- [What is needed]: Copy out every line exactly, passing over the pictures.

================================

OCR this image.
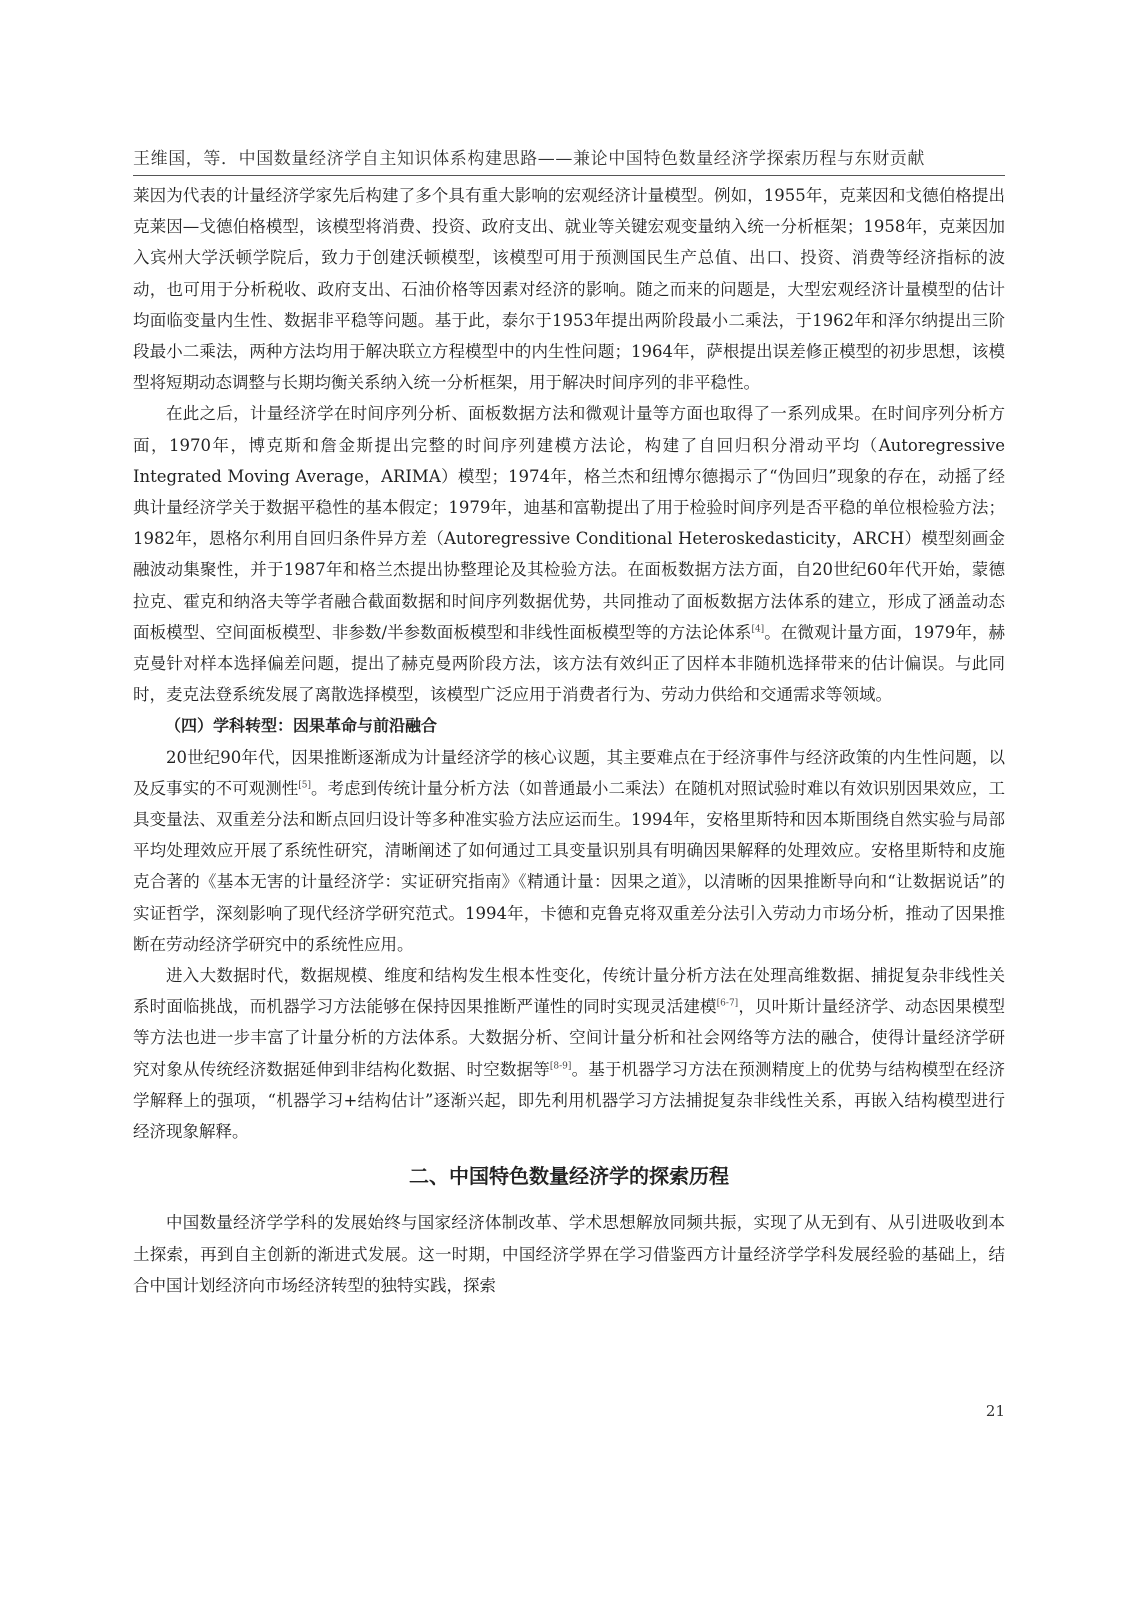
王维国，等．中国数量经济学自主知识体系构建思路——兼论中国特色数量经济学探索历程与东财贡献

莱因为代表的计量经济学家先后构建了多个具有重大影响的宏观经济计量模型。例如，1955年，克莱因和戈德伯格提出克莱因—戈德伯格模型，该模型将消费、投资、政府支出、就业等关键宏观变量纳入统一分析框架；1958年，克莱因加入宾州大学沃顿学院后，致力于创建沃顿模型，该模型可用于预测国民生产总值、出口、投资、消费等经济指标的波动，也可用于分析税收、政府支出、石油价格等因素对经济的影响。随之而来的问题是，大型宏观经济计量模型的估计均面临变量内生性、数据非平稳等问题。基于此，泰尔于1953年提出两阶段最小二乘法，于1962年和泽尔纳提出三阶段最小二乘法，两种方法均用于解决联立方程模型中的内生性问题；1964年，萨根提出误差修正模型的初步思想，该模型将短期动态调整与长期均衡关系纳入统一分析框架，用于解决时间序列的非平稳性。

在此之后，计量经济学在时间序列分析、面板数据方法和微观计量等方面也取得了一系列成果。在时间序列分析方面，1970年，博克斯和詹金斯提出完整的时间序列建模方法论，构建了自回归积分滑动平均（Autoregressive Integrated Moving Average，ARIMA）模型；1974年，格兰杰和纽博尔德揭示了“伪回归”现象的存在，动摇了经典计量经济学关于数据平稳性的基本假定；1979年，迪基和富勒提出了用于检验时间序列是否平稳的单位根检验方法；1982年，恩格尔利用自回归条件异方差（Autoregressive Conditional Heteroskedasticity，ARCH）模型刻画金融波动集聚性，并于1987年和格兰杰提出协整理论及其检验方法。在面板数据方法方面，自20世纪60年代开始，蒙德拉克、霍克和纳洛夫等学者融合截面数据和时间序列数据优势，共同推动了面板数据方法体系的建立，形成了涵盖动态面板模型、空间面板模型、非参数/半参数面板模型和非线性面板模型等的方法论体系[4]。在微观计量方面，1979年，赫克曼针对样本选择偏差问题，提出了赫克曼两阶段方法，该方法有效纠正了因样本非随机选择带来的估计偏误。与此同时，麦克法登系统发展了离散选择模型，该模型广泛应用于消费者行为、劳动力供给和交通需求等领域。

（四）学科转型：因果革命与前沿融合

20世纪90年代，因果推断逐渐成为计量经济学的核心议题，其主要难点在于经济事件与经济政策的内生性问题，以及反事实的不可观测性[5]。考虑到传统计量分析方法（如普通最小二乘法）在随机对照试验时难以有效识别因果效应，工具变量法、双重差分法和断点回归设计等多种准实验方法应运而生。1994年，安格里斯特和因本斯围绕自然实验与局部平均处理效应开展了系统性研究，清晰阐述了如何通过工具变量识别具有明确因果解释的处理效应。安格里斯特和皮施克合著的《基本无害的计量经济学：实证研究指南》《精通计量：因果之道》，以清晰的因果推断导向和“让数据说话”的实证哲学，深刻影响了现代经济学研究范式。1994年，卡德和克鲁克将双重差分法引入劳动力市场分析，推动了因果推断在劳动经济学研究中的系统性应用。

进入大数据时代，数据规模、维度和结构发生根本性变化，传统计量分析方法在处理高维数据、捕捉复杂非线性关系时面临挑战，而机器学习方法能够在保持因果推断严谨性的同时实现灵活建模[6-7]，贝叶斯计量经济学、动态因果模型等方法也进一步丰富了计量分析的方法体系。大数据分析、空间计量分析和社会网络等方法的融合，使得计量经济学研究对象从传统经济数据延伸到非结构化数据、时空数据等[8-9]。基于机器学习方法在预测精度上的优势与结构模型在经济学解释上的强项，“机器学习+结构估计”逐渐兴起，即先利用机器学习方法捕捉复杂非线性关系，再嵌入结构模型进行经济现象解释。

二、中国特色数量经济学的探索历程

中国数量经济学学科的发展始终与国家经济体制改革、学术思想解放同频共振，实现了从无到有、从引进吸收到本土探索，再到自主创新的渐进式发展。这一时期，中国经济学界在学习借鉴西方计量经济学学科发展经验的基础上，结合中国计划经济向市场经济转型的独特实践，探索

21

================================

- [Reply]:
OCR this image.
王维国，等．中国数量经济学自主知识体系构建思路——兼论中国特色数量经济学探索历程与东财贡献

莱因为代表的计量经济学家先后构建了多个具有重大影响的宏观经济计量模型。例如，1955年，克莱因和戈德伯格提出克莱因—戈德伯格模型，该模型将消费、投资、政府支出、就业等关键宏观变量纳入统一分析框架；1958年，克莱因加入宾州大学沃顿学院后，致力于创建沃顿模型，该模型可用于预测国民生产总值、出口、投资、消费等经济指标的波动，也可用于分析税收、政府支出、石油价格等因素对经济的影响。随之而来的问题是，大型宏观经济计量模型的估计均面临变量内生性、数据非平稳等问题。基于此，泰尔于1953年提出两阶段最小二乘法，于1962年和泽尔纳提出三阶段最小二乘法，两种方法均用于解决联立方程模型中的内生性问题；1964年，萨根提出误差修正模型的初步思想，该模型将短期动态调整与长期均衡关系纳入统一分析框架，用于解决时间序列的非平稳性。

在此之后，计量经济学在时间序列分析、面板数据方法和微观计量等方面也取得了一系列成果。在时间序列分析方面，1970年，博克斯和詹金斯提出完整的时间序列建模方法论，构建了自回归积分滑动平均（Autoregressive Integrated Moving Average，ARIMA）模型；1974年，格兰杰和纽博尔德揭示了“伪回归”现象的存在，动摇了经典计量经济学关于数据平稳性的基本假定；1979年，迪基和富勒提出了用于检验时间序列是否平稳的单位根检验方法；1982年，恩格尔利用自回归条件异方差（Autoregressive Conditional Heteroskedasticity，ARCH）模型刻画金融波动集聚性，并于1987年和格兰杰提出协整理论及其检验方法。在面板数据方法方面，自20世纪60年代开始，蒙德拉克、霍克和纳洛夫等学者融合截面数据和时间序列数据优势，共同推动了面板数据方法体系的建立，形成了涵盖动态面板模型、空间面板模型、非参数/半参数面板模型和非线性面板模型等的方法论体系[4]。在微观计量方面，1979年，赫克曼针对样本选择偏差问题，提出了赫克曼两阶段方法，该方法有效纠正了因样本非随机选择带来的估计偏误。与此同时，麦克法登系统发展了离散选择模型，该模型广泛应用于消费者行为、劳动力供给和交通需求等领域。

（四）学科转型：因果革命与前沿融合

20世纪90年代，因果推断逐渐成为计量经济学的核心议题，其主要难点在于经济事件与经济政策的内生性问题，以及反事实的不可观测性[5]。考虑到传统计量分析方法（如普通最小二乘法）在随机对照试验时难以有效识别因果效应，工具变量法、双重差分法和断点回归设计等多种准实验方法应运而生。1994年，安格里斯特和因本斯围绕自然实验与局部平均处理效应开展了系统性研究，清晰阐述了如何通过工具变量识别具有明确因果解释的处理效应。安格里斯特和皮施克合著的《基本无害的计量经济学：实证研究指南》《精通计量：因果之道》，以清晰的因果推断导向和“让数据说话”的实证哲学，深刻影响了现代经济学研究范式。1994年，卡德和克鲁克将双重差分法引入劳动力市场分析，推动了因果推断在劳动经济学研究中的系统性应用。

进入大数据时代，数据规模、维度和结构发生根本性变化，传统计量分析方法在处理高维数据、捕捉复杂非线性关系时面临挑战，而机器学习方法能够在保持因果推断严谨性的同时实现灵活建模[6-7]，贝叶斯计量经济学、动态因果模型等方法也进一步丰富了计量分析的方法体系。大数据分析、空间计量分析和社会网络等方法的融合，使得计量经济学研究对象从传统经济数据延伸到非结构化数据、时空数据等[8-9]。基于机器学习方法在预测精度上的优势与结构模型在经济学解释上的强项，“机器学习+结构估计”逐渐兴起，即先利用机器学习方法捕捉复杂非线性关系，再嵌入结构模型进行经济现象解释。

二、中国特色数量经济学的探索历程

中国数量经济学学科的发展始终与国家经济体制改革、学术思想解放同频共振，实现了从无到有、从引进吸收到本土探索，再到自主创新的渐进式发展。这一时期，中国经济学界在学习借鉴西方计量经济学学科发展经验的基础上，结合中国计划经济向市场经济转型的独特实践，探索

21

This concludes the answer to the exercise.